- [WRITTEN TASK] Could you write out the records below exactly as they appear?

%%

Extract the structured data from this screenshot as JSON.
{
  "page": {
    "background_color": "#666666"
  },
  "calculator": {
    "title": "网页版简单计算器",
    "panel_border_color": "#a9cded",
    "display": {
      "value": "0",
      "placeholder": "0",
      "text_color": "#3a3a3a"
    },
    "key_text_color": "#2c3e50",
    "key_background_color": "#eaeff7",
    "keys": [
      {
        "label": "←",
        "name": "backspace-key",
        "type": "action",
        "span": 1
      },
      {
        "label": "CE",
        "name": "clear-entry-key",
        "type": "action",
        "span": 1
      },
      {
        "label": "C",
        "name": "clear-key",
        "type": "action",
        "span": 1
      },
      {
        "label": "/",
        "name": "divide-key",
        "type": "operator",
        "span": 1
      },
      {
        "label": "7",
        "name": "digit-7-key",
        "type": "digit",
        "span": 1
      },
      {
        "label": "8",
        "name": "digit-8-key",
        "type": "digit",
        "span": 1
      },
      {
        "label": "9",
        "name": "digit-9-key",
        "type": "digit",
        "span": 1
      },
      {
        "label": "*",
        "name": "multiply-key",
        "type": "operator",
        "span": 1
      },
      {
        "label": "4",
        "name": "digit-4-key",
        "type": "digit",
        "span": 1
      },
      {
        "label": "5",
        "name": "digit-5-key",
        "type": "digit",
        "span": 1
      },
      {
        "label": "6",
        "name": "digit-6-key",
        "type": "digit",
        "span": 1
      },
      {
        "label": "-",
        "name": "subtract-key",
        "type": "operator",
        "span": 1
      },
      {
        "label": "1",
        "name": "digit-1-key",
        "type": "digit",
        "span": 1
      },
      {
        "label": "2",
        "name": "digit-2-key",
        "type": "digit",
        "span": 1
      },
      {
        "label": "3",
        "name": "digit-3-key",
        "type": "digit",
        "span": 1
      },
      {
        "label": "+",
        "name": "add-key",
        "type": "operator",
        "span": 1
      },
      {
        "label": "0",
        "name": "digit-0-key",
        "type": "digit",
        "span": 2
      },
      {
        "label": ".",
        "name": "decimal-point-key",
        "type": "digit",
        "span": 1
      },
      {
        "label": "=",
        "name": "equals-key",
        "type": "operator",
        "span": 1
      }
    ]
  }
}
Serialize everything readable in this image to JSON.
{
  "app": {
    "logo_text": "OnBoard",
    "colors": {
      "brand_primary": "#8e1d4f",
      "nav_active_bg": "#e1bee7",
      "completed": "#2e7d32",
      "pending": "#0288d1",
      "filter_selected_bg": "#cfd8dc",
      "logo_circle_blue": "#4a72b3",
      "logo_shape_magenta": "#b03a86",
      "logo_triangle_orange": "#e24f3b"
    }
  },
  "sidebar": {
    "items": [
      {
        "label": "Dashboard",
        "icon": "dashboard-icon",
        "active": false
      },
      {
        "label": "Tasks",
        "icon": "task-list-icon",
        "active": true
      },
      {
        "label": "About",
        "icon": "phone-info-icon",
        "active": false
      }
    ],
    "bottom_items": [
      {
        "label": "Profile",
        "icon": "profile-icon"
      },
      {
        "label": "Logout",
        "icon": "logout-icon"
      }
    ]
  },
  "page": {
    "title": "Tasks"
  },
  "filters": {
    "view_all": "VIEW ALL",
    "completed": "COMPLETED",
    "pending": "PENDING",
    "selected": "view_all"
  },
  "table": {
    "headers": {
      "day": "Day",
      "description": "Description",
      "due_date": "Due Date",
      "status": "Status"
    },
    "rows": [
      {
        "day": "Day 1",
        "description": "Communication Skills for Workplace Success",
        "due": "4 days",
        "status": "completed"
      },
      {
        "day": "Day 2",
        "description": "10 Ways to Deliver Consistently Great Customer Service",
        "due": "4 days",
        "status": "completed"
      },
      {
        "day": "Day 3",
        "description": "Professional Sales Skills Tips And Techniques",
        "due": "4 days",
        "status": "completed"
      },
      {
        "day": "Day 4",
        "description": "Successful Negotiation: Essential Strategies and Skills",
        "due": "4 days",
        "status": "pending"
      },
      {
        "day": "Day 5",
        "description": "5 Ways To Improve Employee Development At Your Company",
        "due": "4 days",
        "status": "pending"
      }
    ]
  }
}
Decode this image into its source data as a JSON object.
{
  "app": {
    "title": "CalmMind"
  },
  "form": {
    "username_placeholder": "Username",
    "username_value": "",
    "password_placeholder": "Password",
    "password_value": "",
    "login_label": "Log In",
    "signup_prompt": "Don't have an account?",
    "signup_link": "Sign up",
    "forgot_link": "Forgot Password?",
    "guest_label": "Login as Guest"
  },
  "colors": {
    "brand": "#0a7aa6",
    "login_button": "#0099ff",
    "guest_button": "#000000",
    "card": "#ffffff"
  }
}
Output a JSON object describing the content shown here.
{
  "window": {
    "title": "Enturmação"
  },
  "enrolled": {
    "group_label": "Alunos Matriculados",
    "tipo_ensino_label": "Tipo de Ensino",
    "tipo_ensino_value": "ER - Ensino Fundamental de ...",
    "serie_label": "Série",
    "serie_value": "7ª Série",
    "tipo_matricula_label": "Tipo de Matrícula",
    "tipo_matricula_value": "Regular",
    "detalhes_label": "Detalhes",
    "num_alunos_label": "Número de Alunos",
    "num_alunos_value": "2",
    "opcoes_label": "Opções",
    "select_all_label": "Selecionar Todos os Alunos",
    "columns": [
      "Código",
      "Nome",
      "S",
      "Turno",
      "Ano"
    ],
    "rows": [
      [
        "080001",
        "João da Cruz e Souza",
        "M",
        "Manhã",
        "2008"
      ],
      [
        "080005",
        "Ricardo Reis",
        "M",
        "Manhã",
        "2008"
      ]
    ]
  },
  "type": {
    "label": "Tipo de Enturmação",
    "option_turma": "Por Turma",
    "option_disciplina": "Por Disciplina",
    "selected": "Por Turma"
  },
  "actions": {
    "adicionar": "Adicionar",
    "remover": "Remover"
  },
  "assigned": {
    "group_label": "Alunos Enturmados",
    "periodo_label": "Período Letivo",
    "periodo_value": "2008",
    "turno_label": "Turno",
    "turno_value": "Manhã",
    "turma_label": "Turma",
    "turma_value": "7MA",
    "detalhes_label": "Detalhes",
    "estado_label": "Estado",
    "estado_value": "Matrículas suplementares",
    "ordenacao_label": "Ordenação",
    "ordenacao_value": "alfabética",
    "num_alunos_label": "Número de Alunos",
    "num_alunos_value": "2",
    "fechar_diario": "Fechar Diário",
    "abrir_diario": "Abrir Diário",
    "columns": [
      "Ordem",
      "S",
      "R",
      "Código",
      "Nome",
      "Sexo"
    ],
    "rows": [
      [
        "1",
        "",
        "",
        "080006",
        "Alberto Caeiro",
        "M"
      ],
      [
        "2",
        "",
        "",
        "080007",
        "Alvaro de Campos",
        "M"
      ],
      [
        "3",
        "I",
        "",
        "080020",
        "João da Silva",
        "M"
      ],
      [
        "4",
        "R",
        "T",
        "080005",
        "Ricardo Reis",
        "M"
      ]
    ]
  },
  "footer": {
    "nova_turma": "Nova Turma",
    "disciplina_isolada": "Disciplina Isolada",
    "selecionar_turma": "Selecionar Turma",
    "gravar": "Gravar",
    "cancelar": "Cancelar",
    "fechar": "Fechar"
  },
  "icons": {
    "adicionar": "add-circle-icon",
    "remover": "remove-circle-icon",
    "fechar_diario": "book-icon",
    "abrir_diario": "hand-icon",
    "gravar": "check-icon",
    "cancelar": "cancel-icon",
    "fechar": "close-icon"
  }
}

%%

- [ANSWER TO THE PROBLEM]
Extract the structured data from this screenshot as JSON.
{
  "page": {
    "background_color": "#666666"
  },
  "calculator": {
    "title": "网页版简单计算器",
    "panel_border_color": "#a9cded",
    "display": {
      "value": "0",
      "placeholder": "0",
      "text_color": "#3a3a3a"
    },
    "key_text_color": "#2c3e50",
    "key_background_color": "#eaeff7",
    "keys": [
      {
        "label": "←",
        "name": "backspace-key",
        "type": "action",
        "span": 1
      },
      {
        "label": "CE",
        "name": "clear-entry-key",
        "type": "action",
        "span": 1
      },
      {
        "label": "C",
        "name": "clear-key",
        "type": "action",
        "span": 1
      },
      {
        "label": "/",
        "name": "divide-key",
        "type": "operator",
        "span": 1
      },
      {
        "label": "7",
        "name": "digit-7-key",
        "type": "digit",
        "span": 1
      },
      {
        "label": "8",
        "name": "digit-8-key",
        "type": "digit",
        "span": 1
      },
      {
        "label": "9",
        "name": "digit-9-key",
        "type": "digit",
        "span": 1
      },
      {
        "label": "*",
        "name": "multiply-key",
        "type": "operator",
        "span": 1
      },
      {
        "label": "4",
        "name": "digit-4-key",
        "type": "digit",
        "span": 1
      },
      {
        "label": "5",
        "name": "digit-5-key",
        "type": "digit",
        "span": 1
      },
      {
        "label": "6",
        "name": "digit-6-key",
        "type": "digit",
        "span": 1
      },
      {
        "label": "-",
        "name": "subtract-key",
        "type": "operator",
        "span": 1
      },
      {
        "label": "1",
        "name": "digit-1-key",
        "type": "digit",
        "span": 1
      },
      {
        "label": "2",
        "name": "digit-2-key",
        "type": "digit",
        "span": 1
      },
      {
        "label": "3",
        "name": "digit-3-key",
        "type": "digit",
        "span": 1
      },
      {
        "label": "+",
        "name": "add-key",
        "type": "operator",
        "span": 1
      },
      {
        "label": "0",
        "name": "digit-0-key",
        "type": "digit",
        "span": 2
      },
      {
        "label": ".",
        "name": "decimal-point-key",
        "type": "digit",
        "span": 1
      },
      {
        "label": "=",
        "name": "equals-key",
        "type": "operator",
        "span": 1
      }
    ]
  }
}
Serialize everything readable in this image to JSON.
{
  "app": {
    "logo_text": "OnBoard",
    "colors": {
      "brand_primary": "#8e1d4f",
      "nav_active_bg": "#e1bee7",
      "completed": "#2e7d32",
      "pending": "#0288d1",
      "filter_selected_bg": "#cfd8dc",
      "logo_circle_blue": "#4a72b3",
      "logo_shape_magenta": "#b03a86",
      "logo_triangle_orange": "#e24f3b"
    }
  },
  "sidebar": {
    "items": [
      {
        "label": "Dashboard",
        "icon": "dashboard-icon",
        "active": false
      },
      {
        "label": "Tasks",
        "icon": "task-list-icon",
        "active": true
      },
      {
        "label": "About",
        "icon": "phone-info-icon",
        "active": false
      }
    ],
    "bottom_items": [
      {
        "label": "Profile",
        "icon": "profile-icon"
      },
      {
        "label": "Logout",
        "icon": "logout-icon"
      }
    ]
  },
  "page": {
    "title": "Tasks"
  },
  "filters": {
    "view_all": "VIEW ALL",
    "completed": "COMPLETED",
    "pending": "PENDING",
    "selected": "view_all"
  },
  "table": {
    "headers": {
      "day": "Day",
      "description": "Description",
      "due_date": "Due Date",
      "status": "Status"
    },
    "rows": [
      {
        "day": "Day 1",
        "description": "Communication Skills for Workplace Success",
        "due": "4 days",
        "status": "completed"
      },
      {
        "day": "Day 2",
        "description": "10 Ways to Deliver Consistently Great Customer Service",
        "due": "4 days",
        "status": "completed"
      },
      {
        "day": "Day 3",
        "description": "Professional Sales Skills Tips And Techniques",
        "due": "4 days",
        "status": "completed"
      },
      {
        "day": "Day 4",
        "description": "Successful Negotiation: Essential Strategies and Skills",
        "due": "4 days",
        "status": "pending"
      },
      {
        "day": "Day 5",
        "description": "5 Ways To Improve Employee Development At Your Company",
        "due": "4 days",
        "status": "pending"
      }
    ]
  }
}
Decode this image into its source data as a JSON object.
{
  "app": {
    "title": "CalmMind"
  },
  "form": {
    "username_placeholder": "Username",
    "username_value": "",
    "password_placeholder": "Password",
    "password_value": "",
    "login_label": "Log In",
    "signup_prompt": "Don't have an account?",
    "signup_link": "Sign up",
    "forgot_link": "Forgot Password?",
    "guest_label": "Login as Guest"
  },
  "colors": {
    "brand": "#0a7aa6",
    "login_button": "#0099ff",
    "guest_button": "#000000",
    "card": "#ffffff"
  }
}
Output a JSON object describing the content shown here.
{
  "window": {
    "title": "Enturmação"
  },
  "enrolled": {
    "group_label": "Alunos Matriculados",
    "tipo_ensino_label": "Tipo de Ensino",
    "tipo_ensino_value": "ER - Ensino Fundamental de ...",
    "serie_label": "Série",
    "serie_value": "7ª Série",
    "tipo_matricula_label": "Tipo de Matrícula",
    "tipo_matricula_value": "Regular",
    "detalhes_label": "Detalhes",
    "num_alunos_label": "Número de Alunos",
    "num_alunos_value": "2",
    "opcoes_label": "Opções",
    "select_all_label": "Selecionar Todos os Alunos",
    "columns": [
      "Código",
      "Nome",
      "S",
      "Turno",
      "Ano"
    ],
    "rows": [
      [
        "080001",
        "João da Cruz e Souza",
        "M",
        "Manhã",
        "2008"
      ],
      [
        "080005",
        "Ricardo Reis",
        "M",
        "Manhã",
        "2008"
      ]
    ]
  },
  "type": {
    "label": "Tipo de Enturmação",
    "option_turma": "Por Turma",
    "option_disciplina": "Por Disciplina",
    "selected": "Por Turma"
  },
  "actions": {
    "adicionar": "Adicionar",
    "remover": "Remover"
  },
  "assigned": {
    "group_label": "Alunos Enturmados",
    "periodo_label": "Período Letivo",
    "periodo_value": "2008",
    "turno_label": "Turno",
    "turno_value": "Manhã",
    "turma_label": "Turma",
    "turma_value": "7MA",
    "detalhes_label": "Detalhes",
    "estado_label": "Estado",
    "estado_value": "Matrículas suplementares",
    "ordenacao_label": "Ordenação",
    "ordenacao_value": "alfabética",
    "num_alunos_label": "Número de Alunos",
    "num_alunos_value": "2",
    "fechar_diario": "Fechar Diário",
    "abrir_diario": "Abrir Diário",
    "columns": [
      "Ordem",
      "S",
      "R",
      "Código",
      "Nome",
      "Sexo"
    ],
    "rows": [
      [
        "1",
        "",
        "",
        "080006",
        "Alberto Caeiro",
        "M"
      ],
      [
        "2",
        "",
        "",
        "080007",
        "Alvaro de Campos",
        "M"
      ],
      [
        "3",
        "I",
        "",
        "080020",
        "João da Silva",
        "M"
      ],
      [
        "4",
        "R",
        "T",
        "080005",
        "Ricardo Reis",
        "M"
      ]
    ]
  },
  "footer": {
    "nova_turma": "Nova Turma",
    "disciplina_isolada": "Disciplina Isolada",
    "selecionar_turma": "Selecionar Turma",
    "gravar": "Gravar",
    "cancelar": "Cancelar",
    "fechar": "Fechar"
  },
  "icons": {
    "adicionar": "add-circle-icon",
    "remover": "remove-circle-icon",
    "fechar_diario": "book-icon",
    "abrir_diario": "hand-icon",
    "gravar": "check-icon",
    "cancelar": "cancel-icon",
    "fechar": "close-icon"
  }
}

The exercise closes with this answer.